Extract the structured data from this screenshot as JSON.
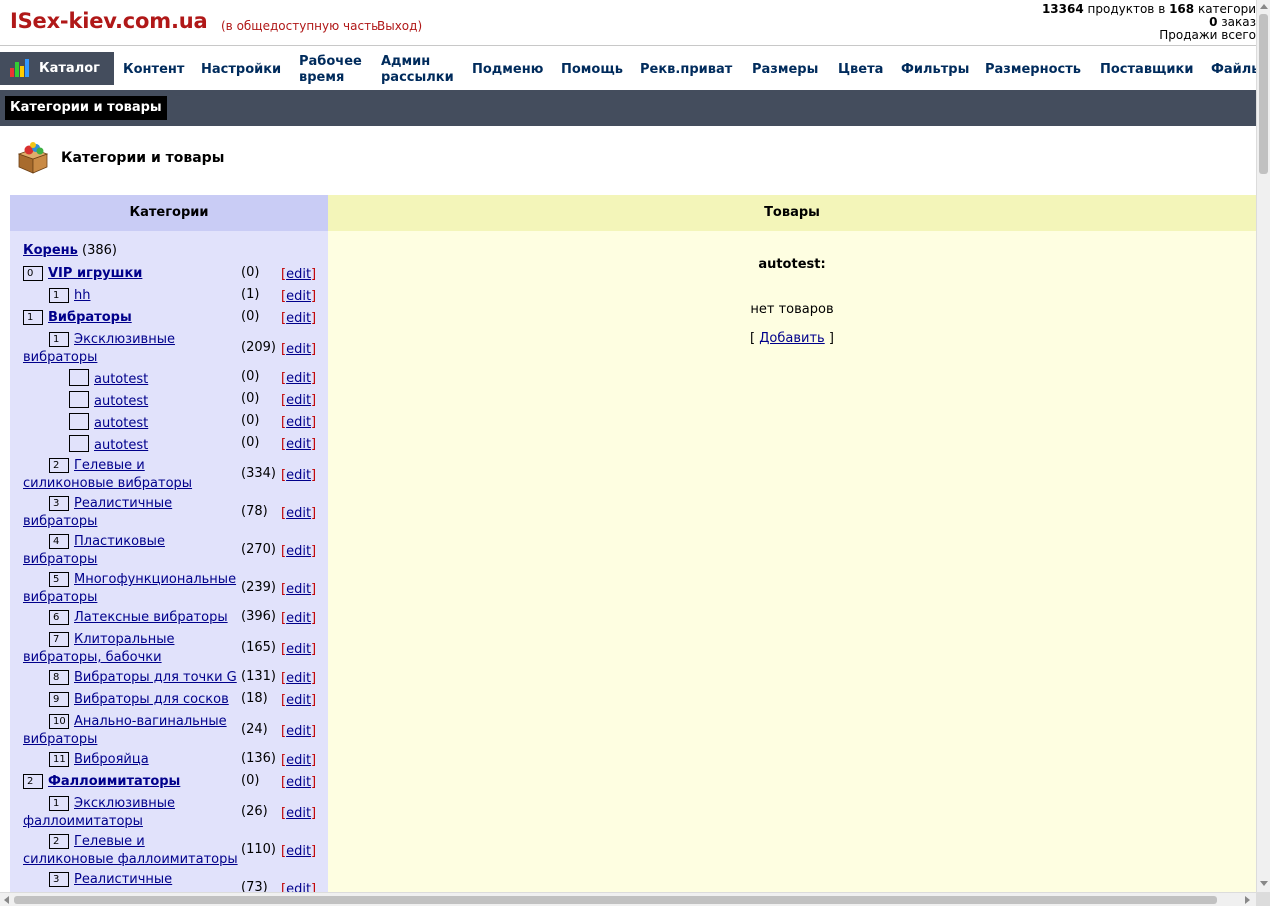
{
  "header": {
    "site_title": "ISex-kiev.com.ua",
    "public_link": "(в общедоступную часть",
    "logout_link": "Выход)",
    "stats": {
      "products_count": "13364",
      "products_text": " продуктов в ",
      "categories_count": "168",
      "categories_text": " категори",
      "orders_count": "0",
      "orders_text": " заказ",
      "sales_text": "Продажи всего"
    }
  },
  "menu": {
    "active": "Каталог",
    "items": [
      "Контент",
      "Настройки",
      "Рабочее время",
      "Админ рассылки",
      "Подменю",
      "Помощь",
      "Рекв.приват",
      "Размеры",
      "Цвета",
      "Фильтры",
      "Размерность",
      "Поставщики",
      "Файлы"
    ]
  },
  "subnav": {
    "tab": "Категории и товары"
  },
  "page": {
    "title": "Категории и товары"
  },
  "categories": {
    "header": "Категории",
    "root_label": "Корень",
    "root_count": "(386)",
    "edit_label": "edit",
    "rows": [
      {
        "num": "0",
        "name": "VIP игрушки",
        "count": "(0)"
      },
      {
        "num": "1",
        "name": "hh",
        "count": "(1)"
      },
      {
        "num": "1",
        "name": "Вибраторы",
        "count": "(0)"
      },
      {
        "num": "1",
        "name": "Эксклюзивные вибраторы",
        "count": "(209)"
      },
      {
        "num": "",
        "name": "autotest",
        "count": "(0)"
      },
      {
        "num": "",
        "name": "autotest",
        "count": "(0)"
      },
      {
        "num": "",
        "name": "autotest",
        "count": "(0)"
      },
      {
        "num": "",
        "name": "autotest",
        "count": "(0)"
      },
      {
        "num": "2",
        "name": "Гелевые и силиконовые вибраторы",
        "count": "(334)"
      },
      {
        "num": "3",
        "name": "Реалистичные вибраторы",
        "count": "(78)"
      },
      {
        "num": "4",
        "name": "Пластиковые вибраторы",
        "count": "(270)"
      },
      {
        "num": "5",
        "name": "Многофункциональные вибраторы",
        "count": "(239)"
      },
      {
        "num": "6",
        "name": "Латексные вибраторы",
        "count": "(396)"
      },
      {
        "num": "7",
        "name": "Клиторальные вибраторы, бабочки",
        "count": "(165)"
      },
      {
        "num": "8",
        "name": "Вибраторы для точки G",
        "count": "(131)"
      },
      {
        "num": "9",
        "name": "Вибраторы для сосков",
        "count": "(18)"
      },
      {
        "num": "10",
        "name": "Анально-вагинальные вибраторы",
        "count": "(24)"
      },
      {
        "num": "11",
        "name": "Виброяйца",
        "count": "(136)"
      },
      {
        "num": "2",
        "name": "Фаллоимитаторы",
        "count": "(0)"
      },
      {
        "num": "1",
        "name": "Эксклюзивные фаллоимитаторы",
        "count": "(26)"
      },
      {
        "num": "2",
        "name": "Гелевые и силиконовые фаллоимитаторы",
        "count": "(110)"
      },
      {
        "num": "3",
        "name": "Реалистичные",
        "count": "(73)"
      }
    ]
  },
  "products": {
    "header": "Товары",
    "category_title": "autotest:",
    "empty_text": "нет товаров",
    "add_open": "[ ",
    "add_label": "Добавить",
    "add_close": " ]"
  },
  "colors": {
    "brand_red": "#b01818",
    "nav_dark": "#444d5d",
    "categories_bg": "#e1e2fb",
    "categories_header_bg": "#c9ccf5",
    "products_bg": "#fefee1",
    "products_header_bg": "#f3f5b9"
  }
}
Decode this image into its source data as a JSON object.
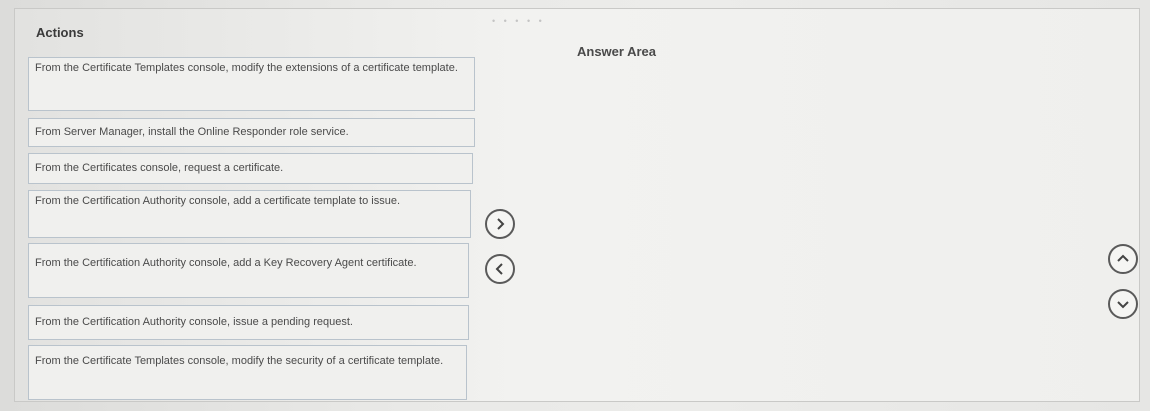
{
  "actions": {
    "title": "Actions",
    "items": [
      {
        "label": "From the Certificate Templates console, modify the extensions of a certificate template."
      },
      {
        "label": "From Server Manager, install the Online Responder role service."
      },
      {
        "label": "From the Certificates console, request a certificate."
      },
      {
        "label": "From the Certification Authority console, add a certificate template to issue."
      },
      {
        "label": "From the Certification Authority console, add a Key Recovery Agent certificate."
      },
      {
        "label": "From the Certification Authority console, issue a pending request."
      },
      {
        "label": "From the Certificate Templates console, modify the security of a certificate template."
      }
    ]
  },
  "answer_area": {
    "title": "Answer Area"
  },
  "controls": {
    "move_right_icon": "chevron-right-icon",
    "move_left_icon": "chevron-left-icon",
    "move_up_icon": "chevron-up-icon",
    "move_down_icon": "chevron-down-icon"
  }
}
----
Your goal
The material above holds pictures; copy everything else in it exactly.

The completed task
Extract the structured data from this screenshot as JSON.
{
  "header": {
    "site_title": "ISex-kiev.com.ua",
    "public_link": "(в общедоступную часть",
    "logout_link": "Выход)",
    "stats": {
      "products_count": "13364",
      "products_text": " продуктов в ",
      "categories_count": "168",
      "categories_text": " категори",
      "orders_count": "0",
      "orders_text": " заказ",
      "sales_text": "Продажи всего"
    }
  },
  "menu": {
    "active": "Каталог",
    "items": [
      "Контент",
      "Настройки",
      "Рабочее время",
      "Админ рассылки",
      "Подменю",
      "Помощь",
      "Рекв.приват",
      "Размеры",
      "Цвета",
      "Фильтры",
      "Размерность",
      "Поставщики",
      "Файлы"
    ]
  },
  "subnav": {
    "tab": "Категории и товары"
  },
  "page": {
    "title": "Категории и товары"
  },
  "categories": {
    "header": "Категории",
    "root_label": "Корень",
    "root_count": "(386)",
    "edit_label": "edit",
    "rows": [
      {
        "num": "0",
        "name": "VIP игрушки",
        "count": "(0)"
      },
      {
        "num": "1",
        "name": "hh",
        "count": "(1)"
      },
      {
        "num": "1",
        "name": "Вибраторы",
        "count": "(0)"
      },
      {
        "num": "1",
        "name": "Эксклюзивные вибраторы",
        "count": "(209)"
      },
      {
        "num": "",
        "name": "autotest",
        "count": "(0)"
      },
      {
        "num": "",
        "name": "autotest",
        "count": "(0)"
      },
      {
        "num": "",
        "name": "autotest",
        "count": "(0)"
      },
      {
        "num": "",
        "name": "autotest",
        "count": "(0)"
      },
      {
        "num": "2",
        "name": "Гелевые и силиконовые вибраторы",
        "count": "(334)"
      },
      {
        "num": "3",
        "name": "Реалистичные вибраторы",
        "count": "(78)"
      },
      {
        "num": "4",
        "name": "Пластиковые вибраторы",
        "count": "(270)"
      },
      {
        "num": "5",
        "name": "Многофункциональные вибраторы",
        "count": "(239)"
      },
      {
        "num": "6",
        "name": "Латексные вибраторы",
        "count": "(396)"
      },
      {
        "num": "7",
        "name": "Клиторальные вибраторы, бабочки",
        "count": "(165)"
      },
      {
        "num": "8",
        "name": "Вибраторы для точки G",
        "count": "(131)"
      },
      {
        "num": "9",
        "name": "Вибраторы для сосков",
        "count": "(18)"
      },
      {
        "num": "10",
        "name": "Анально-вагинальные вибраторы",
        "count": "(24)"
      },
      {
        "num": "11",
        "name": "Виброяйца",
        "count": "(136)"
      },
      {
        "num": "2",
        "name": "Фаллоимитаторы",
        "count": "(0)"
      },
      {
        "num": "1",
        "name": "Эксклюзивные фаллоимитаторы",
        "count": "(26)"
      },
      {
        "num": "2",
        "name": "Гелевые и силиконовые фаллоимитаторы",
        "count": "(110)"
      },
      {
        "num": "3",
        "name": "Реалистичные",
        "count": "(73)"
      }
    ]
  },
  "products": {
    "header": "Товары",
    "category_title": "autotest:",
    "empty_text": "нет товаров",
    "add_open": "[ ",
    "add_label": "Добавить",
    "add_close": " ]"
  },
  "colors": {
    "brand_red": "#b01818",
    "nav_dark": "#444d5d",
    "categories_bg": "#e1e2fb",
    "categories_header_bg": "#c9ccf5",
    "products_bg": "#fefee1",
    "products_header_bg": "#f3f5b9"
  }
}
Decode this image into its source data as a JSON object.
{
  "actions": {
    "title": "Actions",
    "items": [
      {
        "label": "From the Certificate Templates console, modify the extensions of a certificate template."
      },
      {
        "label": "From Server Manager, install the Online Responder role service."
      },
      {
        "label": "From the Certificates console, request a certificate."
      },
      {
        "label": "From the Certification Authority console, add a certificate template to issue."
      },
      {
        "label": "From the Certification Authority console, add a Key Recovery Agent certificate."
      },
      {
        "label": "From the Certification Authority console, issue a pending request."
      },
      {
        "label": "From the Certificate Templates console, modify the security of a certificate template."
      }
    ]
  },
  "answer_area": {
    "title": "Answer Area"
  },
  "controls": {
    "move_right_icon": "chevron-right-icon",
    "move_left_icon": "chevron-left-icon",
    "move_up_icon": "chevron-up-icon",
    "move_down_icon": "chevron-down-icon"
  }
}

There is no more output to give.